START
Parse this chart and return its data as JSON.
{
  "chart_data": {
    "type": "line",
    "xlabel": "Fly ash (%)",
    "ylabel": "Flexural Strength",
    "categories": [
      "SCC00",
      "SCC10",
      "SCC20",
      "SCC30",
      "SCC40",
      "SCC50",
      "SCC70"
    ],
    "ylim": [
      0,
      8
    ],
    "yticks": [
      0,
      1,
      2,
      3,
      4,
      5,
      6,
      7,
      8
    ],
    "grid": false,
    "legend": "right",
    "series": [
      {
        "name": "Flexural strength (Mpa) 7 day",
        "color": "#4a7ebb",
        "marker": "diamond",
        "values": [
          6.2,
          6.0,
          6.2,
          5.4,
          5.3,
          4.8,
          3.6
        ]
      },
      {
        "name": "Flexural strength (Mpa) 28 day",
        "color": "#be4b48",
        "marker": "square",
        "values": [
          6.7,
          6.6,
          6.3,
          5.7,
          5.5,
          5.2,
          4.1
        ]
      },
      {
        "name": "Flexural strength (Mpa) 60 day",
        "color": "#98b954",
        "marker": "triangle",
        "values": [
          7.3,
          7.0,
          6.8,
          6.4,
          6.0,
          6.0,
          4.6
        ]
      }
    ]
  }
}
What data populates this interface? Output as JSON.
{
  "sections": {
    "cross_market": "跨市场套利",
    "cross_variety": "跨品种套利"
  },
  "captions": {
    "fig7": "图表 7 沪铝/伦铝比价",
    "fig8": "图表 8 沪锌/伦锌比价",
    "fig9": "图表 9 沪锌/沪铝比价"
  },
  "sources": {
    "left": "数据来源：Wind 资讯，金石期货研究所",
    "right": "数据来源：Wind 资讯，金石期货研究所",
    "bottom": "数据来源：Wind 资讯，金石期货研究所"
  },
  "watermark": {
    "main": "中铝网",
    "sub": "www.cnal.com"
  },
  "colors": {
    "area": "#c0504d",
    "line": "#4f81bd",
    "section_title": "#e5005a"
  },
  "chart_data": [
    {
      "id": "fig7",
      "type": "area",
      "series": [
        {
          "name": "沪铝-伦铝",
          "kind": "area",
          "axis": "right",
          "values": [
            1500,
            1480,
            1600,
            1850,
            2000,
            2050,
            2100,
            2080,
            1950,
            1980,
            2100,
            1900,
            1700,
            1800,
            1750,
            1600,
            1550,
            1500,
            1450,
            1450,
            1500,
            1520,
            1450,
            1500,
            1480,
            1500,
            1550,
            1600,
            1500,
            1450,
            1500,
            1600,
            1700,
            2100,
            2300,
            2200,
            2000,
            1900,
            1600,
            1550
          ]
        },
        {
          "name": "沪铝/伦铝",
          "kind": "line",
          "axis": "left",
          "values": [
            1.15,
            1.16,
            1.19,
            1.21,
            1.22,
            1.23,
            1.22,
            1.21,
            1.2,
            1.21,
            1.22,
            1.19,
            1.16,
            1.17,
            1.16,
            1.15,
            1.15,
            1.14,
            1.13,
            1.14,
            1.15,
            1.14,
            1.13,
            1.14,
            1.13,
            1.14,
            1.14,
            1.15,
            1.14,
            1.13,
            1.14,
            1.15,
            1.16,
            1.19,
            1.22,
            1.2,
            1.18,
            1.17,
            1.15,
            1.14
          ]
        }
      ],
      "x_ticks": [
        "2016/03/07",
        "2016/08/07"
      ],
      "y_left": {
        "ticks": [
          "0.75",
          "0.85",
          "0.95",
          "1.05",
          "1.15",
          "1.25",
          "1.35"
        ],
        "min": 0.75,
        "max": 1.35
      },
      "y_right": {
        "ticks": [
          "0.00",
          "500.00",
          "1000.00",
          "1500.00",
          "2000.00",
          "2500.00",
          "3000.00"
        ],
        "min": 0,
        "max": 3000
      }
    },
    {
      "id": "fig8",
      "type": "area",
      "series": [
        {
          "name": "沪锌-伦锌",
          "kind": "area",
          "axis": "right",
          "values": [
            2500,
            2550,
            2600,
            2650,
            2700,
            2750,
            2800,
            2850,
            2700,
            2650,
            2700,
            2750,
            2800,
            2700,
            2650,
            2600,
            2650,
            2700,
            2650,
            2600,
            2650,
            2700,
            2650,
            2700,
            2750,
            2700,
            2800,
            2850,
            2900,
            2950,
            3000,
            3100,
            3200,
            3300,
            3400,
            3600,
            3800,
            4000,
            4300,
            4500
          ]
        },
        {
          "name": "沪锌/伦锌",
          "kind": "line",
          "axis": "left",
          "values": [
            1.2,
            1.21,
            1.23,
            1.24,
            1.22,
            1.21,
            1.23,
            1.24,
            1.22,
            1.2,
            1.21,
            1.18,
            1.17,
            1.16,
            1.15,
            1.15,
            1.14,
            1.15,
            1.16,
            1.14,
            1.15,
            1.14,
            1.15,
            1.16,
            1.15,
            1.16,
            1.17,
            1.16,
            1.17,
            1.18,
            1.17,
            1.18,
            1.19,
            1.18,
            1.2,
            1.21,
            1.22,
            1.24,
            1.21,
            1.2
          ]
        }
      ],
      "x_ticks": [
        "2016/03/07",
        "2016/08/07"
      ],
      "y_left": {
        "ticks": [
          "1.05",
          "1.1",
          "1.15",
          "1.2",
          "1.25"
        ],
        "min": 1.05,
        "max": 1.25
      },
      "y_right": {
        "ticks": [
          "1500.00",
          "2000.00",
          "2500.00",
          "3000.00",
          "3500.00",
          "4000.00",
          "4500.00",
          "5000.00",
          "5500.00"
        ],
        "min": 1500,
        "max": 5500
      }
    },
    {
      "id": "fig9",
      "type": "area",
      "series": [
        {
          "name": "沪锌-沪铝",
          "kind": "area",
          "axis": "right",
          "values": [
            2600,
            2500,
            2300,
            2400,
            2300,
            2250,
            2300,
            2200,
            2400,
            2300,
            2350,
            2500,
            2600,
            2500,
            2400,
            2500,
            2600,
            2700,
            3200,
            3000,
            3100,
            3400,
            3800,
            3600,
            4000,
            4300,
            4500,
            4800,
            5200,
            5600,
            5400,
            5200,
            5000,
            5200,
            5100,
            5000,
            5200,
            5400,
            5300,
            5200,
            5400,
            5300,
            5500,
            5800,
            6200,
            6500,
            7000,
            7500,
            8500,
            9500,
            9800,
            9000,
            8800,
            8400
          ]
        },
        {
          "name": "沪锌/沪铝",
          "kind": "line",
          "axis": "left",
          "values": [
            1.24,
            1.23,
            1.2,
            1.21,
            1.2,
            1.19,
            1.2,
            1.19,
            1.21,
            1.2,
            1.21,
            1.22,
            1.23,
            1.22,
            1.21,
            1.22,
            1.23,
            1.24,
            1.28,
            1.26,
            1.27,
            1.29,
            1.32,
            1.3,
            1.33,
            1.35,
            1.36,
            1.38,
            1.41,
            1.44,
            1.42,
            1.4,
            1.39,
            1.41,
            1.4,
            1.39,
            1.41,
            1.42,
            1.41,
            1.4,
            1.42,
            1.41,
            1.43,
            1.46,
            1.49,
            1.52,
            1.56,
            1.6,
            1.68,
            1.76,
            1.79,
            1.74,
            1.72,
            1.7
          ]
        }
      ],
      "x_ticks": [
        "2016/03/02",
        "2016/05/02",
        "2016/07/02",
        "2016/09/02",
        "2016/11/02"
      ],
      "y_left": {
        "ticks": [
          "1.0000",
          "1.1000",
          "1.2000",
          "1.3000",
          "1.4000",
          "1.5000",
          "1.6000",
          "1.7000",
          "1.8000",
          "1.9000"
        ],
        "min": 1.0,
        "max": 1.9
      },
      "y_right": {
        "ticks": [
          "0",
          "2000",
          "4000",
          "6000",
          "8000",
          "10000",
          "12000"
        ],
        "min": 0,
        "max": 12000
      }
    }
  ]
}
END
GIVEN INSTRUCTION - Repeat the whole listing exactly, keeping every line intact.

THE RESULT -
Parse this chart and return its data as JSON.
{
  "chart_data": {
    "type": "line",
    "xlabel": "Fly ash (%)",
    "ylabel": "Flexural Strength",
    "categories": [
      "SCC00",
      "SCC10",
      "SCC20",
      "SCC30",
      "SCC40",
      "SCC50",
      "SCC70"
    ],
    "ylim": [
      0,
      8
    ],
    "yticks": [
      0,
      1,
      2,
      3,
      4,
      5,
      6,
      7,
      8
    ],
    "grid": false,
    "legend": "right",
    "series": [
      {
        "name": "Flexural strength (Mpa) 7 day",
        "color": "#4a7ebb",
        "marker": "diamond",
        "values": [
          6.2,
          6.0,
          6.2,
          5.4,
          5.3,
          4.8,
          3.6
        ]
      },
      {
        "name": "Flexural strength (Mpa) 28 day",
        "color": "#be4b48",
        "marker": "square",
        "values": [
          6.7,
          6.6,
          6.3,
          5.7,
          5.5,
          5.2,
          4.1
        ]
      },
      {
        "name": "Flexural strength (Mpa) 60 day",
        "color": "#98b954",
        "marker": "triangle",
        "values": [
          7.3,
          7.0,
          6.8,
          6.4,
          6.0,
          6.0,
          4.6
        ]
      }
    ]
  }
}
What data populates this interface? Output as JSON.
{
  "sections": {
    "cross_market": "跨市场套利",
    "cross_variety": "跨品种套利"
  },
  "captions": {
    "fig7": "图表 7 沪铝/伦铝比价",
    "fig8": "图表 8 沪锌/伦锌比价",
    "fig9": "图表 9 沪锌/沪铝比价"
  },
  "sources": {
    "left": "数据来源：Wind 资讯，金石期货研究所",
    "right": "数据来源：Wind 资讯，金石期货研究所",
    "bottom": "数据来源：Wind 资讯，金石期货研究所"
  },
  "watermark": {
    "main": "中铝网",
    "sub": "www.cnal.com"
  },
  "colors": {
    "area": "#c0504d",
    "line": "#4f81bd",
    "section_title": "#e5005a"
  },
  "chart_data": [
    {
      "id": "fig7",
      "type": "area",
      "series": [
        {
          "name": "沪铝-伦铝",
          "kind": "area",
          "axis": "right",
          "values": [
            1500,
            1480,
            1600,
            1850,
            2000,
            2050,
            2100,
            2080,
            1950,
            1980,
            2100,
            1900,
            1700,
            1800,
            1750,
            1600,
            1550,
            1500,
            1450,
            1450,
            1500,
            1520,
            1450,
            1500,
            1480,
            1500,
            1550,
            1600,
            1500,
            1450,
            1500,
            1600,
            1700,
            2100,
            2300,
            2200,
            2000,
            1900,
            1600,
            1550
          ]
        },
        {
          "name": "沪铝/伦铝",
          "kind": "line",
          "axis": "left",
          "values": [
            1.15,
            1.16,
            1.19,
            1.21,
            1.22,
            1.23,
            1.22,
            1.21,
            1.2,
            1.21,
            1.22,
            1.19,
            1.16,
            1.17,
            1.16,
            1.15,
            1.15,
            1.14,
            1.13,
            1.14,
            1.15,
            1.14,
            1.13,
            1.14,
            1.13,
            1.14,
            1.14,
            1.15,
            1.14,
            1.13,
            1.14,
            1.15,
            1.16,
            1.19,
            1.22,
            1.2,
            1.18,
            1.17,
            1.15,
            1.14
          ]
        }
      ],
      "x_ticks": [
        "2016/03/07",
        "2016/08/07"
      ],
      "y_left": {
        "ticks": [
          "0.75",
          "0.85",
          "0.95",
          "1.05",
          "1.15",
          "1.25",
          "1.35"
        ],
        "min": 0.75,
        "max": 1.35
      },
      "y_right": {
        "ticks": [
          "0.00",
          "500.00",
          "1000.00",
          "1500.00",
          "2000.00",
          "2500.00",
          "3000.00"
        ],
        "min": 0,
        "max": 3000
      }
    },
    {
      "id": "fig8",
      "type": "area",
      "series": [
        {
          "name": "沪锌-伦锌",
          "kind": "area",
          "axis": "right",
          "values": [
            2500,
            2550,
            2600,
            2650,
            2700,
            2750,
            2800,
            2850,
            2700,
            2650,
            2700,
            2750,
            2800,
            2700,
            2650,
            2600,
            2650,
            2700,
            2650,
            2600,
            2650,
            2700,
            2650,
            2700,
            2750,
            2700,
            2800,
            2850,
            2900,
            2950,
            3000,
            3100,
            3200,
            3300,
            3400,
            3600,
            3800,
            4000,
            4300,
            4500
          ]
        },
        {
          "name": "沪锌/伦锌",
          "kind": "line",
          "axis": "left",
          "values": [
            1.2,
            1.21,
            1.23,
            1.24,
            1.22,
            1.21,
            1.23,
            1.24,
            1.22,
            1.2,
            1.21,
            1.18,
            1.17,
            1.16,
            1.15,
            1.15,
            1.14,
            1.15,
            1.16,
            1.14,
            1.15,
            1.14,
            1.15,
            1.16,
            1.15,
            1.16,
            1.17,
            1.16,
            1.17,
            1.18,
            1.17,
            1.18,
            1.19,
            1.18,
            1.2,
            1.21,
            1.22,
            1.24,
            1.21,
            1.2
          ]
        }
      ],
      "x_ticks": [
        "2016/03/07",
        "2016/08/07"
      ],
      "y_left": {
        "ticks": [
          "1.05",
          "1.1",
          "1.15",
          "1.2",
          "1.25"
        ],
        "min": 1.05,
        "max": 1.25
      },
      "y_right": {
        "ticks": [
          "1500.00",
          "2000.00",
          "2500.00",
          "3000.00",
          "3500.00",
          "4000.00",
          "4500.00",
          "5000.00",
          "5500.00"
        ],
        "min": 1500,
        "max": 5500
      }
    },
    {
      "id": "fig9",
      "type": "area",
      "series": [
        {
          "name": "沪锌-沪铝",
          "kind": "area",
          "axis": "right",
          "values": [
            2600,
            2500,
            2300,
            2400,
            2300,
            2250,
            2300,
            2200,
            2400,
            2300,
            2350,
            2500,
            2600,
            2500,
            2400,
            2500,
            2600,
            2700,
            3200,
            3000,
            3100,
            3400,
            3800,
            3600,
            4000,
            4300,
            4500,
            4800,
            5200,
            5600,
            5400,
            5200,
            5000,
            5200,
            5100,
            5000,
            5200,
            5400,
            5300,
            5200,
            5400,
            5300,
            5500,
            5800,
            6200,
            6500,
            7000,
            7500,
            8500,
            9500,
            9800,
            9000,
            8800,
            8400
          ]
        },
        {
          "name": "沪锌/沪铝",
          "kind": "line",
          "axis": "left",
          "values": [
            1.24,
            1.23,
            1.2,
            1.21,
            1.2,
            1.19,
            1.2,
            1.19,
            1.21,
            1.2,
            1.21,
            1.22,
            1.23,
            1.22,
            1.21,
            1.22,
            1.23,
            1.24,
            1.28,
            1.26,
            1.27,
            1.29,
            1.32,
            1.3,
            1.33,
            1.35,
            1.36,
            1.38,
            1.41,
            1.44,
            1.42,
            1.4,
            1.39,
            1.41,
            1.4,
            1.39,
            1.41,
            1.42,
            1.41,
            1.4,
            1.42,
            1.41,
            1.43,
            1.46,
            1.49,
            1.52,
            1.56,
            1.6,
            1.68,
            1.76,
            1.79,
            1.74,
            1.72,
            1.7
          ]
        }
      ],
      "x_ticks": [
        "2016/03/02",
        "2016/05/02",
        "2016/07/02",
        "2016/09/02",
        "2016/11/02"
      ],
      "y_left": {
        "ticks": [
          "1.0000",
          "1.1000",
          "1.2000",
          "1.3000",
          "1.4000",
          "1.5000",
          "1.6000",
          "1.7000",
          "1.8000",
          "1.9000"
        ],
        "min": 1.0,
        "max": 1.9
      },
      "y_right": {
        "ticks": [
          "0",
          "2000",
          "4000",
          "6000",
          "8000",
          "10000",
          "12000"
        ],
        "min": 0,
        "max": 12000
      }
    }
  ]
}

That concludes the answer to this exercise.